State only the number of lines that include "Accum".

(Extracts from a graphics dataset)
====================

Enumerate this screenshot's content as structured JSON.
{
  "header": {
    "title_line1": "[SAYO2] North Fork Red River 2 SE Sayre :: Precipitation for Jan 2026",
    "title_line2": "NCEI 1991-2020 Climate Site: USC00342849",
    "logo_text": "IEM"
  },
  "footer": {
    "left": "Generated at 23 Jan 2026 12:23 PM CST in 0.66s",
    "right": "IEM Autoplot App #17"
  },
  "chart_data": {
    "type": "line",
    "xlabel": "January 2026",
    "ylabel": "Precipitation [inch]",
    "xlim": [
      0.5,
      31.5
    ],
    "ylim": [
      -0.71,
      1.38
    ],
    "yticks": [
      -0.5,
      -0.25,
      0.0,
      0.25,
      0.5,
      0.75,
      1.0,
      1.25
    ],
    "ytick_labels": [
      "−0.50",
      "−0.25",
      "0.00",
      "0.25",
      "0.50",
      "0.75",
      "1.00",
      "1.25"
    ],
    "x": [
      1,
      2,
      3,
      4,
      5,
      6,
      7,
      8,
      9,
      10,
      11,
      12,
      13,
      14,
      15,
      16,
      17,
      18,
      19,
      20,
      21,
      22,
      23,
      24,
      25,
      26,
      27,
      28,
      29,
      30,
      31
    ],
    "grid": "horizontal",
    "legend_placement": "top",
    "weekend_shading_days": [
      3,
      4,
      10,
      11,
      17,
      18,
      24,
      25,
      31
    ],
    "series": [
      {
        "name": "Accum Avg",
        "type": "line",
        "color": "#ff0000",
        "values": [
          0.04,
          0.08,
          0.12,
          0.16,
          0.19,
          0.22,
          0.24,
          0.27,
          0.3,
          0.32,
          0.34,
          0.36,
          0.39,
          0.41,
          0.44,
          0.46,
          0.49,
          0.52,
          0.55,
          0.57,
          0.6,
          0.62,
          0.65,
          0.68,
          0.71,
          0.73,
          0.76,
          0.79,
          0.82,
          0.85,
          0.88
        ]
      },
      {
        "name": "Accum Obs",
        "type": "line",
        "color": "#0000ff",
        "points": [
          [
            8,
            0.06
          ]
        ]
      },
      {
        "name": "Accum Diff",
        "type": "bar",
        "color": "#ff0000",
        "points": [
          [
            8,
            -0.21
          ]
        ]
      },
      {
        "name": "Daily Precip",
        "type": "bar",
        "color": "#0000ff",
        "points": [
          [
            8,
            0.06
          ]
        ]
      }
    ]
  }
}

====================

EXERCISE ANSWER ▸ 3